▸ What is needed: Images are excluded; otherwise, output every record exactly.
◇ ◇ ◇
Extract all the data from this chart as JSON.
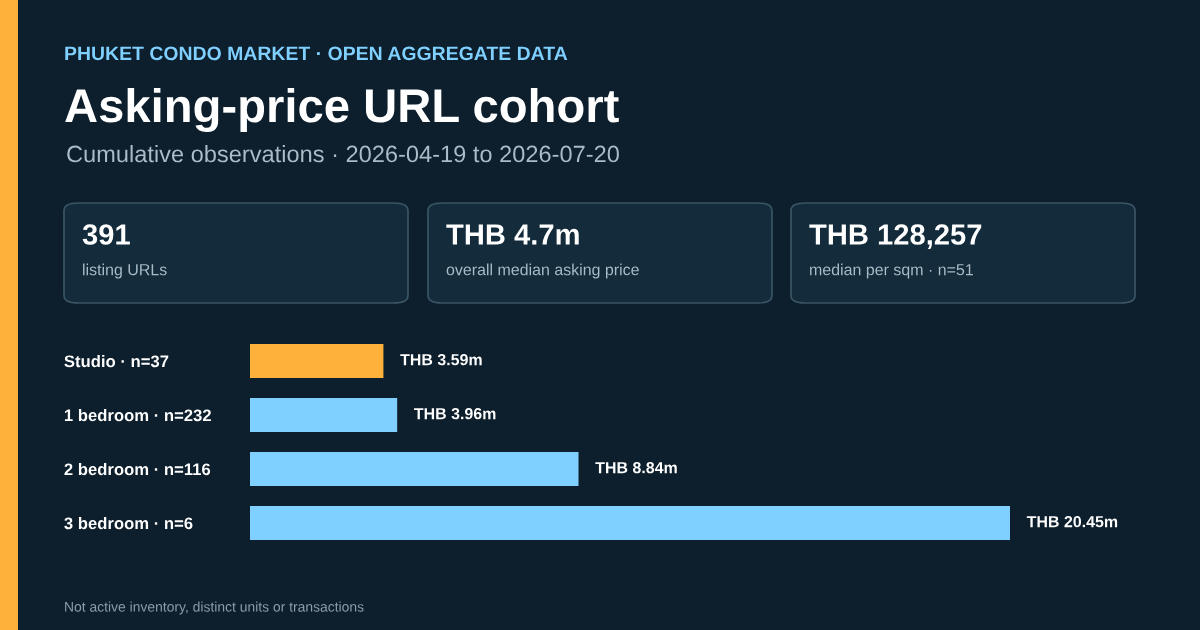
{
  "chart_data": [
    {
      "type": "other",
      "annotations": [
        "391",
        "listing URLs",
        "THB 4.7m",
        "overall median asking price",
        "THB 128,257",
        "median per sqm · n=51"
      ]
    },
    {
      "type": "bar",
      "orientation": "horizontal",
      "title": "Asking-price URL cohort",
      "subtitle": "Cumulative observations · 2026-04-19 to 2026-07-20",
      "annotations": [
        "PHUKET CONDO MARKET · OPEN AGGREGATE DATA",
        "Not active inventory, distinct units or transactions"
      ],
      "categories": [
        "Studio · n=37",
        "1 bedroom · n=232",
        "2 bedroom · n=116",
        "3 bedroom · n=6"
      ],
      "values": [
        3590000,
        3960000,
        8840000,
        20450000
      ],
      "colors": [
        "#ffb23b",
        "#7fcfff",
        "#7fcfff",
        "#7fcfff"
      ],
      "value_labels": [
        "THB 3.59m",
        "THB 3.96m",
        "THB 8.84m",
        "THB 20.45m"
      ],
      "grid": false,
      "legend": false
    }
  ]
}
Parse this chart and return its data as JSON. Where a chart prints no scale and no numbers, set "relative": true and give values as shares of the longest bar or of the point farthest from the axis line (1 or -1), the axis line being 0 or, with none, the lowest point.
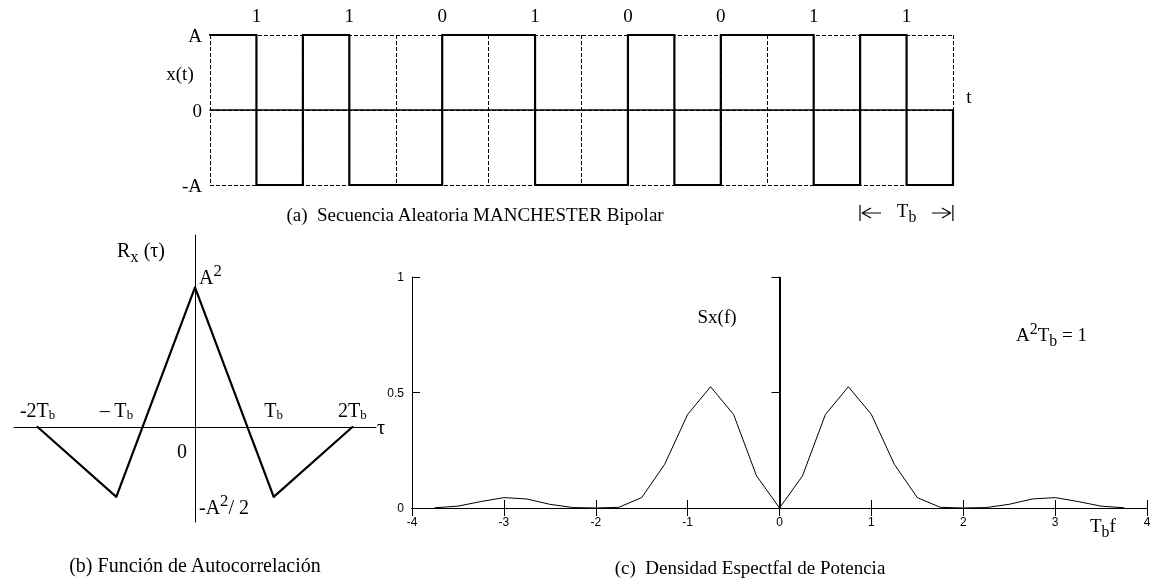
◇ ◇ ◇
▸ Task solution:
Extract all the data from this chart as JSON.
{
  "chart_data": [
    {
      "type": "other",
      "annotations": [
        "391",
        "listing URLs",
        "THB 4.7m",
        "overall median asking price",
        "THB 128,257",
        "median per sqm · n=51"
      ]
    },
    {
      "type": "bar",
      "orientation": "horizontal",
      "title": "Asking-price URL cohort",
      "subtitle": "Cumulative observations · 2026-04-19 to 2026-07-20",
      "annotations": [
        "PHUKET CONDO MARKET · OPEN AGGREGATE DATA",
        "Not active inventory, distinct units or transactions"
      ],
      "categories": [
        "Studio · n=37",
        "1 bedroom · n=232",
        "2 bedroom · n=116",
        "3 bedroom · n=6"
      ],
      "values": [
        3590000,
        3960000,
        8840000,
        20450000
      ],
      "colors": [
        "#ffb23b",
        "#7fcfff",
        "#7fcfff",
        "#7fcfff"
      ],
      "value_labels": [
        "THB 3.59m",
        "THB 3.96m",
        "THB 8.84m",
        "THB 20.45m"
      ],
      "grid": false,
      "legend": false
    }
  ]
}
Parse this chart and return its data as JSON. Where a chart prints no scale and no numbers, set "relative": true and give values as shares of the longest bar or of the point farthest from the axis line (1 or -1), the axis line being 0 or, with none, the lowest point.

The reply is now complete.